#### [Records shown]
# # # #
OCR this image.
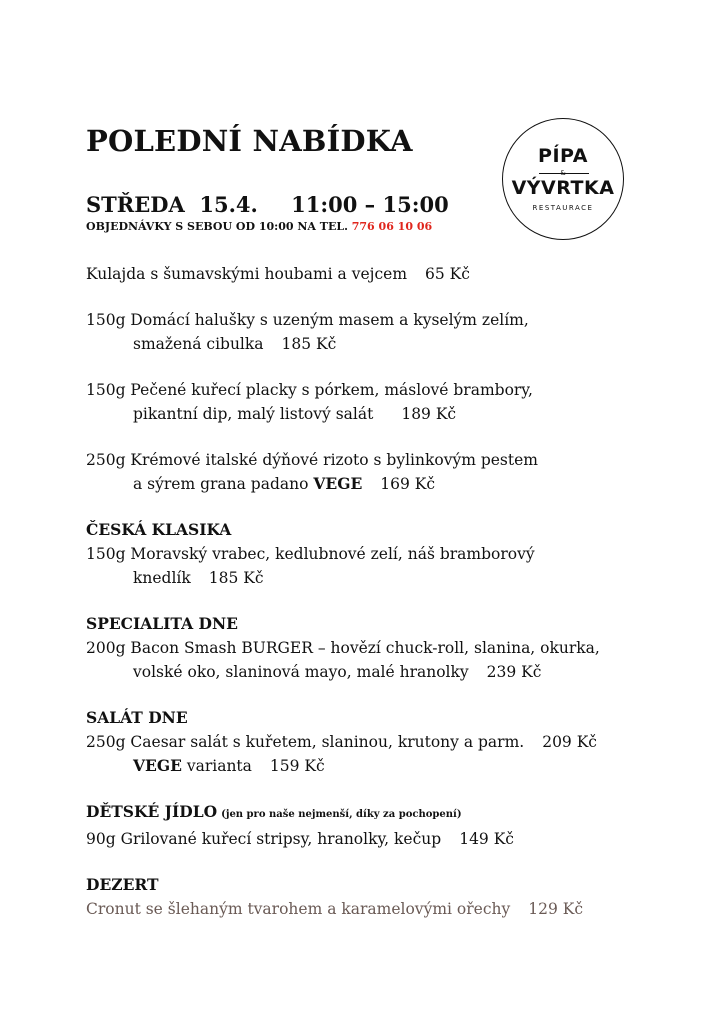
POLEDNÍ NABÍDKA
STŘEDA 15.4. 11:00 – 15:00
OBJEDNÁVKY S SEBOU OD 10:00 NA TEL. 776 06 10 06
PÍPA
&
VÝVRTKA
RESTAURACE
Kulajda s šumavskými houbami a vejcem 65 Kč
150g Domácí halušky s uzeným masem a kyselým zelím,
smažená cibulka 185 Kč
150g Pečené kuřecí placky s pórkem, máslové brambory,
pikantní dip, malý listový salát 189 Kč
250g Krémové italské dýňové rizoto s bylinkovým pestem
a sýrem grana padano VEGE 169 Kč
ČESKÁ KLASIKA
150g Moravský vrabec, kedlubnové zelí, náš bramborový
knedlík 185 Kč
SPECIALITA DNE
200g Bacon Smash BURGER – hovězí chuck-roll, slanina, okurka,
volské oko, slaninová mayo, malé hranolky 239 Kč
SALÁT DNE
250g Caesar salát s kuřetem, slaninou, krutony a parm. 209 Kč
VEGE varianta 159 Kč
DĚTSKÉ JÍDLO (jen pro naše nejmenší, díky za pochopení)
90g Grilované kuřecí stripsy, hranolky, kečup 149 Kč
DEZERT
Cronut se šlehaným tvarohem a karamelovými ořechy 129 Kč
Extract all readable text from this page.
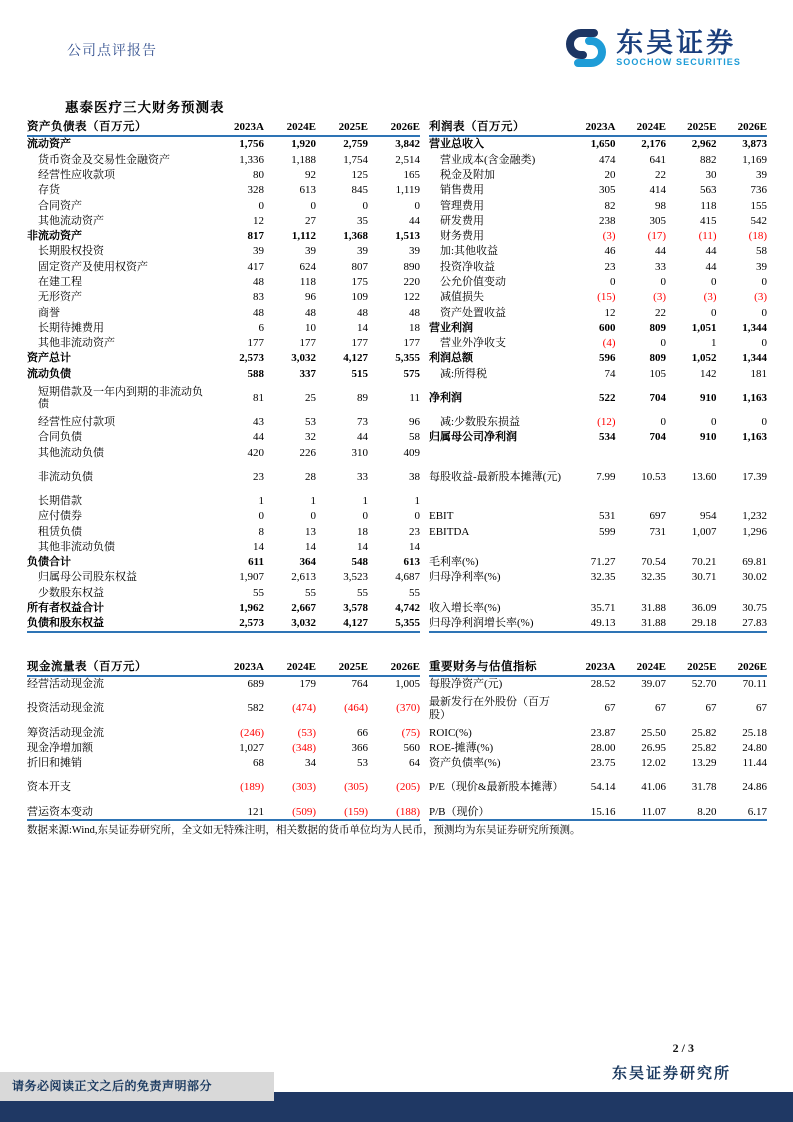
公司点评报告	东吴证券
SOOCHOW SECURITIES
惠泰医疗三大财务预测表
资产负债表（百万元）	2023A	2024E	2025E	2026E
流动资产	1,756	1,920	2,759	3,842
货币资金及交易性金融资产	1,336	1,188	1,754	2,514
经营性应收款项	80	92	125	165
存货	328	613	845	1,119
合同资产	0	0	0	0
其他流动资产	12	27	35	44
非流动资产	817	1,112	1,368	1,513
长期股权投资	39	39	39	39
固定资产及使用权资产	417	624	807	890
在建工程	48	118	175	220
无形资产	83	96	109	122
商誉	48	48	48	48
长期待摊费用	6	10	14	18
其他非流动资产	177	177	177	177
资产总计	2,573	3,032	4,127	5,355
流动负债	588	337	515	575
短期借款及一年内到期的非流动负债
81	25	89	11
经营性应付款项	43	53	73	96
合同负债	44	32	44	58
其他流动负债	420	226	310	409
非流动负债	23	28	33	38
长期借款	1	1	1	1
应付债券	0	0	0	0
租赁负债	8	13	18	23
其他非流动负债	14	14	14	14
负债合计	611	364	548	613
归属母公司股东权益	1,907	2,613	3,523	4,687
少数股东权益	55	55	55	55
所有者权益合计	1,962	2,667	3,578	4,742
负债和股东权益	2,573	3,032	4,127	5,355
利润表（百万元）	2023A	2024E	2025E	2026E
营业总收入	1,650	2,176	2,962	3,873
营业成本(含金融类)	474	641	882	1,169
税金及附加	20	22	30	39
销售费用	305	414	563	736
管理费用	82	98	118	155
研发费用	238	305	415	542
财务费用	(3)	(17)	(11)	(18)
加:其他收益	46	44	44	58
投资净收益	23	33	44	39
公允价值变动	0	0	0	0
减值损失	(15)	(3)	(3)	(3)
资产处置收益	12	22	0	0
营业利润	600	809	1,051	1,344
营业外净收支	(4)	0	1	0
利润总额	596	809	1,052	1,344
减:所得税	74	105	142	181
净利润	522	704	910	1,163
减:少数股东损益	(12)	0	0	0
归属母公司净利润	534	704	910	1,163
每股收益-最新股本摊薄(元)	7.99	10.53	13.60	17.39
EBIT	531	697	954	1,232
EBITDA	599	731	1,007	1,296
毛利率(%)	71.27	70.54	70.21	69.81
归母净利率(%)	32.35	32.35	30.71	30.02
收入增长率(%)	35.71	31.88	36.09	30.75
归母净利润增长率(%)	49.13	31.88	29.18	27.83
现金流量表（百万元）	2023A	2024E	2025E	2026E
经营活动现金流	689	179	764	1,005
投资活动现金流	582	(474)	(464)	(370)
筹资活动现金流	(246)	(53)	66	(75)
现金净增加额	1,027	(348)	366	560
折旧和摊销	68	34	53	64
资本开支	(189)	(303)	(305)	(205)
营运资本变动	121	(509)	(159)	(188)
重要财务与估值指标	2023A	2024E	2025E	2026E
每股净资产(元)	28.52	39.07	52.70	70.11
最新发行在外股份（百万股）
67	67	67	67
ROIC(%)	23.87	25.50	25.82	25.18
ROE-摊薄(%)	28.00	26.95	25.82	24.80
资产负债率(%)	23.75	12.02	13.29	11.44
P/E（现价&最新股本摊薄）	54.14	41.06	31.78	24.86
P/B（现价）	15.16	11.07	8.20	6.17
数据来源:Wind,东吴证券研究所，全文如无特殊注明，相关数据的货币单位均为人民币，预测均为东吴证券研究所预测。
2 / 3
东吴证券研究所
请务必阅读正文之后的免责声明部分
# # # #
Copy out all lines above that include the string "this".

OCR this image.
Extract all readable text from this page.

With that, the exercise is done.